Exercise objective —
Report how many lines contain the word "Temperature"; answer with the number only.
-- Begin Material shown --
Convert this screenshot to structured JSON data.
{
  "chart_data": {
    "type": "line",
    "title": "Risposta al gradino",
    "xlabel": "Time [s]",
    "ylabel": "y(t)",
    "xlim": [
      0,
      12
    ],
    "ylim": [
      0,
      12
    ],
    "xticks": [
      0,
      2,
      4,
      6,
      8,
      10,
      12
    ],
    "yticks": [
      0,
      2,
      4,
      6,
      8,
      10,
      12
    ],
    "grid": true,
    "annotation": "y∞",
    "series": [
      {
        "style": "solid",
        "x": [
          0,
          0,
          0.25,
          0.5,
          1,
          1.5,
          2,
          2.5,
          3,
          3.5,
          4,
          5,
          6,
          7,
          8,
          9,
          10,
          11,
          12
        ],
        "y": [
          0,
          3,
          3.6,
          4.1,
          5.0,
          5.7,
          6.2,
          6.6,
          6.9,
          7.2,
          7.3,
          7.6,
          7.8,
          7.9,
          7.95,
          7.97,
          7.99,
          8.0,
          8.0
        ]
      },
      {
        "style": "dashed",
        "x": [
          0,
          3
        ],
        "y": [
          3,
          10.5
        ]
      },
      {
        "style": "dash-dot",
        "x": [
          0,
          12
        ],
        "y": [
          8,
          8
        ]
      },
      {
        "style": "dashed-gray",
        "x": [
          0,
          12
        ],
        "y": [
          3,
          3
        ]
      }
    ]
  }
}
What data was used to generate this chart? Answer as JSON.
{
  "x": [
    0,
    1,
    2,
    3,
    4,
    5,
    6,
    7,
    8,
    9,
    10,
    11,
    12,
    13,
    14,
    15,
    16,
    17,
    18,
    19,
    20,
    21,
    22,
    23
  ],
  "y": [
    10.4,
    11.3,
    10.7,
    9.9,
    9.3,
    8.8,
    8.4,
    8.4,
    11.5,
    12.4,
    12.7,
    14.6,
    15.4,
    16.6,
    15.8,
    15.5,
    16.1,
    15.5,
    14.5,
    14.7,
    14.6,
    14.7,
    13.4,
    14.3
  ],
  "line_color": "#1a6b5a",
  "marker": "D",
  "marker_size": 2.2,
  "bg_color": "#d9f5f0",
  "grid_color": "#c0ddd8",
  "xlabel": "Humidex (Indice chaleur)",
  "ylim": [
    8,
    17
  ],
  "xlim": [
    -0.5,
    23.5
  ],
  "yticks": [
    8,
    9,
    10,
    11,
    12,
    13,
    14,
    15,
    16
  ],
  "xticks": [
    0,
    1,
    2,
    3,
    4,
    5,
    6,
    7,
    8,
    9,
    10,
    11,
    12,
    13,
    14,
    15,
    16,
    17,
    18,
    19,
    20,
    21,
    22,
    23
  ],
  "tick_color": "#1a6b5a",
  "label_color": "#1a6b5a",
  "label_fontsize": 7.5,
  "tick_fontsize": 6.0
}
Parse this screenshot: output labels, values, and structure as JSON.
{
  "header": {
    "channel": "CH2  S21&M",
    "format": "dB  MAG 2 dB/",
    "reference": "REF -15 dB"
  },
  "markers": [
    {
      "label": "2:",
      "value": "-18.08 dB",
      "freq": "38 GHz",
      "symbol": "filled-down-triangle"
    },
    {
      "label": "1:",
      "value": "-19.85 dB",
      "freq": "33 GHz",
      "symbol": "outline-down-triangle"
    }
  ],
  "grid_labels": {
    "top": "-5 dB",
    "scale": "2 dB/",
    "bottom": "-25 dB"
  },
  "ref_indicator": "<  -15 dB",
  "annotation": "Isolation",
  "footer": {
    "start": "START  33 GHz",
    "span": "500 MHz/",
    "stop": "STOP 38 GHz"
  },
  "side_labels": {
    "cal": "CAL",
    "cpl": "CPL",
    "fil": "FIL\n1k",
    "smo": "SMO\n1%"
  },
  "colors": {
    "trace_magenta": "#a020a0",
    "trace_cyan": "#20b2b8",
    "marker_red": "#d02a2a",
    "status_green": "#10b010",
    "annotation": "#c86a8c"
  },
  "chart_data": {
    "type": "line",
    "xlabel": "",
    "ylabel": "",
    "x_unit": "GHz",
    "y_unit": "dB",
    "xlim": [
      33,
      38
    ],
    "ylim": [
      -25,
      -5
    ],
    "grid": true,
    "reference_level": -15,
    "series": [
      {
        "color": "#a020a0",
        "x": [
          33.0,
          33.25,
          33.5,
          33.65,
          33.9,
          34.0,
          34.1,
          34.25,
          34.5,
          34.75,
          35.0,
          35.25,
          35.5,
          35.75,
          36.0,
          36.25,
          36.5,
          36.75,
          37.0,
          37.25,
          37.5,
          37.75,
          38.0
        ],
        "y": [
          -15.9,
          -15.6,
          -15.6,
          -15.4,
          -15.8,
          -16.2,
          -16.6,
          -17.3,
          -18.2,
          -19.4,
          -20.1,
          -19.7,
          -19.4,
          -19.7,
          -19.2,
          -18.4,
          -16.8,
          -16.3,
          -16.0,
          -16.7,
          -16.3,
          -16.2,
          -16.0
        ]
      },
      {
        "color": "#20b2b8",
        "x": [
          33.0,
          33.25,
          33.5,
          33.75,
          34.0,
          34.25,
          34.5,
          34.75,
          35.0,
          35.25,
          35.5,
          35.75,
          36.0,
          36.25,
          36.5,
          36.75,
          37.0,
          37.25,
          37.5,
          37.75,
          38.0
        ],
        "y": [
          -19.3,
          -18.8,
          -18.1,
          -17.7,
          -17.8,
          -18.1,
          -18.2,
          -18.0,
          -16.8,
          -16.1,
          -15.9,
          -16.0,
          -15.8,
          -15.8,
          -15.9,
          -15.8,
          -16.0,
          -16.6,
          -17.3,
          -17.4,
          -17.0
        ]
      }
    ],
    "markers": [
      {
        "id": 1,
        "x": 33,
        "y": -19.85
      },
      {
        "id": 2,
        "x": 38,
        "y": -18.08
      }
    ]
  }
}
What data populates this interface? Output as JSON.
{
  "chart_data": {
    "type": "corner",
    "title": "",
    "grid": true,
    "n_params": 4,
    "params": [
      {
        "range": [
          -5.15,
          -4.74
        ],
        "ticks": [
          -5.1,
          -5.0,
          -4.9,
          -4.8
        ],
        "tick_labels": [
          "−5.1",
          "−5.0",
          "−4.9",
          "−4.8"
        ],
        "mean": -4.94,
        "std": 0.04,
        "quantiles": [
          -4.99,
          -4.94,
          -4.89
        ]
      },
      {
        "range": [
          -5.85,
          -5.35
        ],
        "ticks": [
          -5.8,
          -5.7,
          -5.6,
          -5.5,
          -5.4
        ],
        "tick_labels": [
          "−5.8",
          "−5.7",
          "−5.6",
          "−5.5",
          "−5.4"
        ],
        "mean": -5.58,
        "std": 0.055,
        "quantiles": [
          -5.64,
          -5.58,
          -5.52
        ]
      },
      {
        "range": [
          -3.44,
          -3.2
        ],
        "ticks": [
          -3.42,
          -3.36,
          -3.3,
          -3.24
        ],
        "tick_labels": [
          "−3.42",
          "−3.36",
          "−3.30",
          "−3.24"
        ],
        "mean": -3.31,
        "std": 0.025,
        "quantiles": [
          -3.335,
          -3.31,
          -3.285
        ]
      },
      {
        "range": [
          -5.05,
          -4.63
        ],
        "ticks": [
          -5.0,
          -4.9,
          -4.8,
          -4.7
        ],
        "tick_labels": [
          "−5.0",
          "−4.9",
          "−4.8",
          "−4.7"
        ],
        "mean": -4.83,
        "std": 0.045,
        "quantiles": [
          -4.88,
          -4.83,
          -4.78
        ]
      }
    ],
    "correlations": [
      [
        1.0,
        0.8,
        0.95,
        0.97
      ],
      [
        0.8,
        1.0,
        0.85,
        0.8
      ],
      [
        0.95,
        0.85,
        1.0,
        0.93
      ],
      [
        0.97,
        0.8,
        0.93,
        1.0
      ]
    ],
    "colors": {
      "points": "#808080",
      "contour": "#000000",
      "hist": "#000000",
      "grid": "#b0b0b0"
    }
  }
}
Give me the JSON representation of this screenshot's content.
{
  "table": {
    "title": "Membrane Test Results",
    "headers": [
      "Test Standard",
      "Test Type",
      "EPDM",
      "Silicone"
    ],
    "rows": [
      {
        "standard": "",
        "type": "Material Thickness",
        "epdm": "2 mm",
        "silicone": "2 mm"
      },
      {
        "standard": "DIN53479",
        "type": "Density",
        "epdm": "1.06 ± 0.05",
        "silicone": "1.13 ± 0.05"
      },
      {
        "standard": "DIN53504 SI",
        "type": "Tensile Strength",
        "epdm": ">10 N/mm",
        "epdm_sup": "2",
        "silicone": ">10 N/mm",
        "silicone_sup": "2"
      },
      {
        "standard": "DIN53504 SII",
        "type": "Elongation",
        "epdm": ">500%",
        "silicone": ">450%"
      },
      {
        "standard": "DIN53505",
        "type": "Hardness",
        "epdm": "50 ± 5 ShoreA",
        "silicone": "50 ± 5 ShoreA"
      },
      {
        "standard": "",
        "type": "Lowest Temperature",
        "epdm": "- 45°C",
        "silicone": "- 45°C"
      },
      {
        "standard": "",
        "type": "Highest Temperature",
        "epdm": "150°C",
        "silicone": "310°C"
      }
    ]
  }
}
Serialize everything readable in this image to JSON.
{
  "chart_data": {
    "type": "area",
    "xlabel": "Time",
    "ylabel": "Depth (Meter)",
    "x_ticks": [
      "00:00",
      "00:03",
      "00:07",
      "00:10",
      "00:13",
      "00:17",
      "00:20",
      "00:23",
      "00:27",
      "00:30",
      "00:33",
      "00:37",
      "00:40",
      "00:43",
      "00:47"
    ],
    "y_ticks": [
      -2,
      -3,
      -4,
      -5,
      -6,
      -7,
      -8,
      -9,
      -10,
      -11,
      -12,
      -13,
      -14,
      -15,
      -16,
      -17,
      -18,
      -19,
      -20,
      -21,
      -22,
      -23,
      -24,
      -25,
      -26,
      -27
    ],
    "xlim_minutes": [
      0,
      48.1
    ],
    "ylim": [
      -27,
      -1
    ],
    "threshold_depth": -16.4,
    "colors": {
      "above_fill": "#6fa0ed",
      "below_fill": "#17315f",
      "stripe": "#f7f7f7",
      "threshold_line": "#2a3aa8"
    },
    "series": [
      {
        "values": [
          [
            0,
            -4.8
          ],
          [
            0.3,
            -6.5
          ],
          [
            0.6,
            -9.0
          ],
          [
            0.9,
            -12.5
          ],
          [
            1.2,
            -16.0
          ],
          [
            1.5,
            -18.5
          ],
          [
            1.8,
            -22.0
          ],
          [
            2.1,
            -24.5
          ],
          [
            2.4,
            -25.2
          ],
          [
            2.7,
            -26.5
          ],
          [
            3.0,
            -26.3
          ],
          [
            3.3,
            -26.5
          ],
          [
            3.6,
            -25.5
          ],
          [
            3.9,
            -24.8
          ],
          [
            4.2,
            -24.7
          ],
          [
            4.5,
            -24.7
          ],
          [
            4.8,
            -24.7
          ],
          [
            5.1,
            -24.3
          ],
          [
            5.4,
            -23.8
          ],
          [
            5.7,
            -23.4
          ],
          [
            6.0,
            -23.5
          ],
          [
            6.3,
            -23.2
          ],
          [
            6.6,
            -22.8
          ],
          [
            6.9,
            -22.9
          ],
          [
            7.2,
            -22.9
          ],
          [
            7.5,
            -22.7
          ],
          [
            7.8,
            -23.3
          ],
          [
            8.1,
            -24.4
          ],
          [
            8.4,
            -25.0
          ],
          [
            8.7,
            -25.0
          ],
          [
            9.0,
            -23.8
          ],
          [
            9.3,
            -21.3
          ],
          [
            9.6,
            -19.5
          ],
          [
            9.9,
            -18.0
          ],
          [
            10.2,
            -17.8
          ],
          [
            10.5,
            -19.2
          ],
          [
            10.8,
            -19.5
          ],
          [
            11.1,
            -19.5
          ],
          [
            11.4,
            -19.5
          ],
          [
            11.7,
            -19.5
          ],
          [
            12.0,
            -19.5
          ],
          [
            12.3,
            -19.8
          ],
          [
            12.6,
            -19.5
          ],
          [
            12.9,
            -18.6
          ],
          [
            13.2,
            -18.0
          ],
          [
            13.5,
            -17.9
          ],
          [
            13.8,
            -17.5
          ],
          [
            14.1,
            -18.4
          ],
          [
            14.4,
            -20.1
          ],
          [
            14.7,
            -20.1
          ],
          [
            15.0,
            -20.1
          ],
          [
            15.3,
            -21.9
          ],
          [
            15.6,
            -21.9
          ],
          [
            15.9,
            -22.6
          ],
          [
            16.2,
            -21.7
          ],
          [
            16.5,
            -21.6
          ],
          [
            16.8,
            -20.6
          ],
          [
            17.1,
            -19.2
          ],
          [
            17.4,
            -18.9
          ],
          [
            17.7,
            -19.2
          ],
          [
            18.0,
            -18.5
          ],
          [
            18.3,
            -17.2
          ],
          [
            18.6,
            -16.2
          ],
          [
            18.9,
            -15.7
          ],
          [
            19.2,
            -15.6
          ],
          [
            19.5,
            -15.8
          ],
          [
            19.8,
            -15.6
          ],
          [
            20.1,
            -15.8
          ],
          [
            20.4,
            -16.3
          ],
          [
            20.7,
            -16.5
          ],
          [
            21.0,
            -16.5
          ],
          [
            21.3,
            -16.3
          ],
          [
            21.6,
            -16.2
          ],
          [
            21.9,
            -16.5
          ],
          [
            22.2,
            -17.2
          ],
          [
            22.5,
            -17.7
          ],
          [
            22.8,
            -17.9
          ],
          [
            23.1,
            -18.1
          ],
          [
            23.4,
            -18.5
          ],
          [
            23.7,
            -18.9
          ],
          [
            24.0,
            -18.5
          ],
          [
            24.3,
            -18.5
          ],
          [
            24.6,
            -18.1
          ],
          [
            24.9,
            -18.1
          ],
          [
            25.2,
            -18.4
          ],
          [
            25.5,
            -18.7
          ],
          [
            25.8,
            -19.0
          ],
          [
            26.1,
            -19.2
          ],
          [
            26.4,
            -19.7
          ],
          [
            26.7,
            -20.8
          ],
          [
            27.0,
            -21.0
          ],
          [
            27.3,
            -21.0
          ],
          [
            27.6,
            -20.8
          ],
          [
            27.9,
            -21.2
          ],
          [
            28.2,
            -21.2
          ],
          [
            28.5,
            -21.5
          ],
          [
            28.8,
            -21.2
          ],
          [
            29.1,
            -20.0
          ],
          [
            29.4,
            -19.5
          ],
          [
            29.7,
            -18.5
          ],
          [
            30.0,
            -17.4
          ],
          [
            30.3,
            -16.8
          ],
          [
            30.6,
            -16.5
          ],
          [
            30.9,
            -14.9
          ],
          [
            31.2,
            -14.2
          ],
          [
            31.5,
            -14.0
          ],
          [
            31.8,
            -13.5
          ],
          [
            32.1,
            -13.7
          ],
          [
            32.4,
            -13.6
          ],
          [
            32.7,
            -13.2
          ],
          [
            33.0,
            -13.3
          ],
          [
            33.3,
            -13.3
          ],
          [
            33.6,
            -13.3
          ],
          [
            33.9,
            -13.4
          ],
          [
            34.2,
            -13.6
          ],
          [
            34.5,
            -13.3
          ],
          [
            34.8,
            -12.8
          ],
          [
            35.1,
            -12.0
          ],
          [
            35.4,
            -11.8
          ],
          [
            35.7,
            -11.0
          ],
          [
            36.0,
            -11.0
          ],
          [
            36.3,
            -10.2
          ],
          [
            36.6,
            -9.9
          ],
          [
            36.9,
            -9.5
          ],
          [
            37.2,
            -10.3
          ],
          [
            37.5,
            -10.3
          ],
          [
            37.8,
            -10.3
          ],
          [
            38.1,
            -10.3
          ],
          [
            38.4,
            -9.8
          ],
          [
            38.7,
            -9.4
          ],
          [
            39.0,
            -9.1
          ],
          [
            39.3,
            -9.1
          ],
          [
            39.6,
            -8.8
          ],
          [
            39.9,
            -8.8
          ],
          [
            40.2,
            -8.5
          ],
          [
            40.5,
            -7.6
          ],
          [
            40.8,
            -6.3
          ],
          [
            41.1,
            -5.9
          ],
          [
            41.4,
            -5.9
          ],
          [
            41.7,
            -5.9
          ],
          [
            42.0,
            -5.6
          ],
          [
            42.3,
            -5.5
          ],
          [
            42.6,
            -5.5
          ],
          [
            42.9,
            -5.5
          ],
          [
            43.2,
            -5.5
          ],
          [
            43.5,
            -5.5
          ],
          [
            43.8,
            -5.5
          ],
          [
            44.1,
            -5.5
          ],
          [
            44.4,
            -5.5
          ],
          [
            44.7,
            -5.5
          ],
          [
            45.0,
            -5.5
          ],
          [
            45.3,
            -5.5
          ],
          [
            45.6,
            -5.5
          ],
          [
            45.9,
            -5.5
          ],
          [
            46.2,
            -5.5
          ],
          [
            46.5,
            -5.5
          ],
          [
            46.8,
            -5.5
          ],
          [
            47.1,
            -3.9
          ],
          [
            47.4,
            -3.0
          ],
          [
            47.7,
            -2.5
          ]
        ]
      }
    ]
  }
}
-- End Material shown --
Final result —
2